- [Your objective] Copy each line of the entries that contains the word "this".

* * * * * * * * *

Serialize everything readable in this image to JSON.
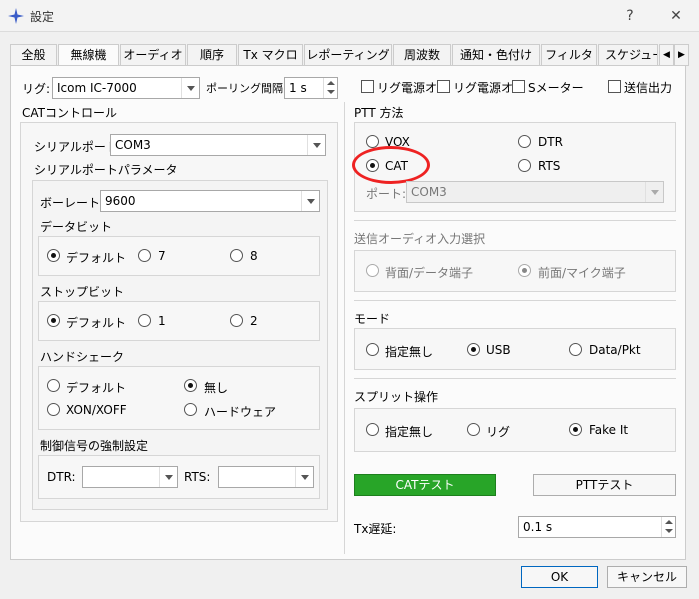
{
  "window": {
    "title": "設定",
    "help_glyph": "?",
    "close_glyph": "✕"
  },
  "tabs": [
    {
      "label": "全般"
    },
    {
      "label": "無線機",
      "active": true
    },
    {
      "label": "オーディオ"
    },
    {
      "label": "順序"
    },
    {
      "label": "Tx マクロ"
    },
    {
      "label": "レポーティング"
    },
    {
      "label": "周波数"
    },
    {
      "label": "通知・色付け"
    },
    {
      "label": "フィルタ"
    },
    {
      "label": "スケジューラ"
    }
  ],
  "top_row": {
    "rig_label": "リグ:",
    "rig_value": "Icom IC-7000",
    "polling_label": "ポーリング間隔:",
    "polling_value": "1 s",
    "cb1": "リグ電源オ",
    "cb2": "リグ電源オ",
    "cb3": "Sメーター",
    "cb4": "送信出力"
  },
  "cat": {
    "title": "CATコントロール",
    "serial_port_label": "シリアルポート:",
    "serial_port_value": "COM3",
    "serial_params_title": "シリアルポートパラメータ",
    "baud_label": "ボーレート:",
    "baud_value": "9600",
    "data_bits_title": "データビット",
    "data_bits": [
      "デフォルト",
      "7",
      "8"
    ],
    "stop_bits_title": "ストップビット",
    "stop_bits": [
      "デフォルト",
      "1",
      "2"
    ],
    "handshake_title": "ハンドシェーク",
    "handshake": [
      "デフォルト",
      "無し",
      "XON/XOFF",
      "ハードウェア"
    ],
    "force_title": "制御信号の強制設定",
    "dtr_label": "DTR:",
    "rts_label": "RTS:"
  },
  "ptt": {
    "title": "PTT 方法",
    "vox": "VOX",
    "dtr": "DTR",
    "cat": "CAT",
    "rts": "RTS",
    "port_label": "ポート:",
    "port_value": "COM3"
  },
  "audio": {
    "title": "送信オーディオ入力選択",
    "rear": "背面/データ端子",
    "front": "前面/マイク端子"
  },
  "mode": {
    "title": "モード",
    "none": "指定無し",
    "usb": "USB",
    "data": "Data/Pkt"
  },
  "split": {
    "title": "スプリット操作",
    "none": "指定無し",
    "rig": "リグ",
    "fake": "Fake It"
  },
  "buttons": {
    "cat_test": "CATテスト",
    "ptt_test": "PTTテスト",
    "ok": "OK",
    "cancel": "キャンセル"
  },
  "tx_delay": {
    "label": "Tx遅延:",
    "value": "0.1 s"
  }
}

* * * * * * * * *

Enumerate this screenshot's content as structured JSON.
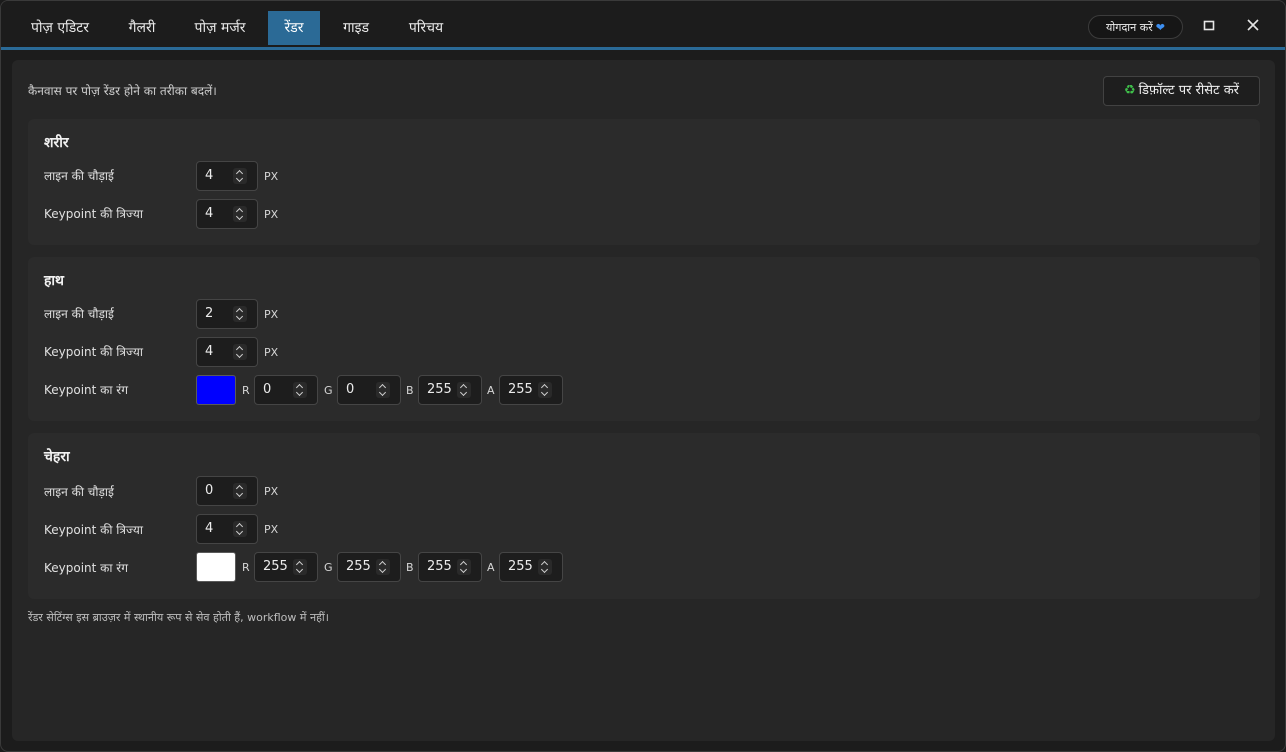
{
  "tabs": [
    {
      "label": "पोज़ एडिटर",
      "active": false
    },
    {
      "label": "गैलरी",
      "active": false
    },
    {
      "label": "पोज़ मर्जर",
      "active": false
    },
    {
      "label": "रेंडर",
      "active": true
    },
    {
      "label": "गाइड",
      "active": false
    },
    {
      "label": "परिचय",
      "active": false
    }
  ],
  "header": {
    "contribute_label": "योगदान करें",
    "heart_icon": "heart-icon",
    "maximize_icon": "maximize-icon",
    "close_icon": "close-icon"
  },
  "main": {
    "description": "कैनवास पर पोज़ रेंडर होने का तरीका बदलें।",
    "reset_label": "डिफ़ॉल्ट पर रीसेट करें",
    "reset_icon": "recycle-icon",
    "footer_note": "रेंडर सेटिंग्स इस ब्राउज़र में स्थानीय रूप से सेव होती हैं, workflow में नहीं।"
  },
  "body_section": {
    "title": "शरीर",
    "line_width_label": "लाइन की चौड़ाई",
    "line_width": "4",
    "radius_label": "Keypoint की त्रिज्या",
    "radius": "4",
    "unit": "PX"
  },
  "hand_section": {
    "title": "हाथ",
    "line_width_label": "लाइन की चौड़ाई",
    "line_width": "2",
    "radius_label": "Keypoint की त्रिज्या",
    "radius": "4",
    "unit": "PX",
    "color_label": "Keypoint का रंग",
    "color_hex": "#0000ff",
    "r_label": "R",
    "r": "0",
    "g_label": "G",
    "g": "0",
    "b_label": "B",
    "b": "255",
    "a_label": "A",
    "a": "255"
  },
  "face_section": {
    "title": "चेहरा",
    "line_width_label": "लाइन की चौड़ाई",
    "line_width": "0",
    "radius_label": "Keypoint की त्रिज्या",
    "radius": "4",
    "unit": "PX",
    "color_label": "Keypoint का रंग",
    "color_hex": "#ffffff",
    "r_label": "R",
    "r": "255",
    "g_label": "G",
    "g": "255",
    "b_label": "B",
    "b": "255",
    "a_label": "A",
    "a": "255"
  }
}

* * * * * * * * *

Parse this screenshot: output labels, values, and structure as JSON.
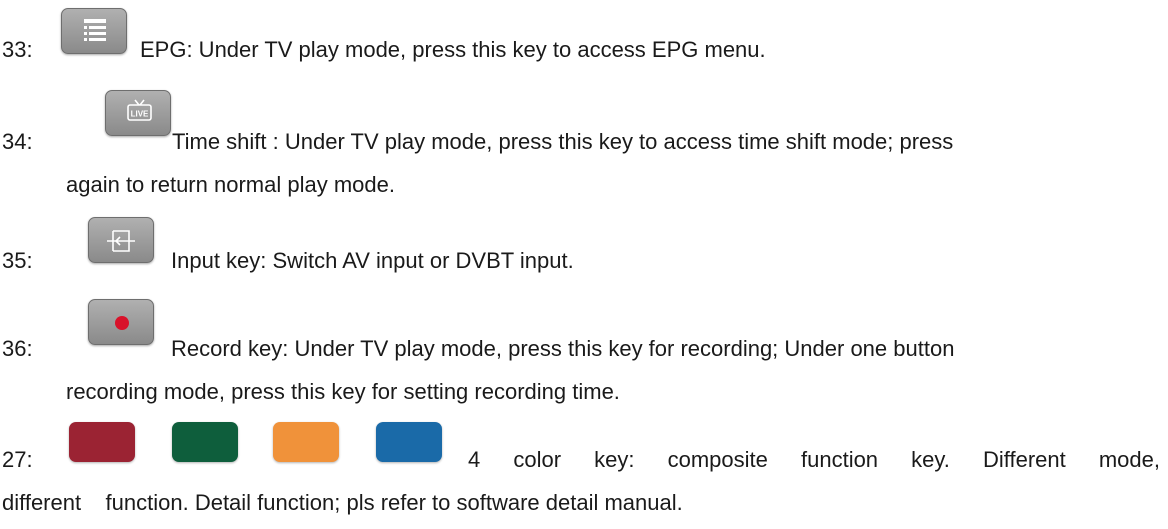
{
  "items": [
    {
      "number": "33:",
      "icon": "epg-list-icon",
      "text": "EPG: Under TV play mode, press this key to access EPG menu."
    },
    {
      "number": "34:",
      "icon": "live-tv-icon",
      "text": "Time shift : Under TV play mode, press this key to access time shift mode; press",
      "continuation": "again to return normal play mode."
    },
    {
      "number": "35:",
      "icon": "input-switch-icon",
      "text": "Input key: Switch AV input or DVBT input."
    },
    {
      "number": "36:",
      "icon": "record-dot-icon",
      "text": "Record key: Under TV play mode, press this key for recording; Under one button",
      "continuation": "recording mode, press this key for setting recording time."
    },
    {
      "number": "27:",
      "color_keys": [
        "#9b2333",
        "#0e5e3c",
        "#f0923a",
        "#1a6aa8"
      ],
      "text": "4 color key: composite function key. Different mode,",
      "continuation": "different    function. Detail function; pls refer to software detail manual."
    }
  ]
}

* * * * * * * * *

- [Worked solution]
Serialize everything readable in this image to JSON.
Enumerate this screenshot's content as structured JSON.
Parse this screenshot: output labels, values, and structure as JSON.
      "text": "EPG: Under TV play mode, press this key to access EPG menu."
      "text": "Time shift : Under TV play mode, press this key to access time shift mode; press",
      "text": "Record key: Under TV play mode, press this key for recording; Under one button",
      "continuation": "recording mode, press this key for setting recording time."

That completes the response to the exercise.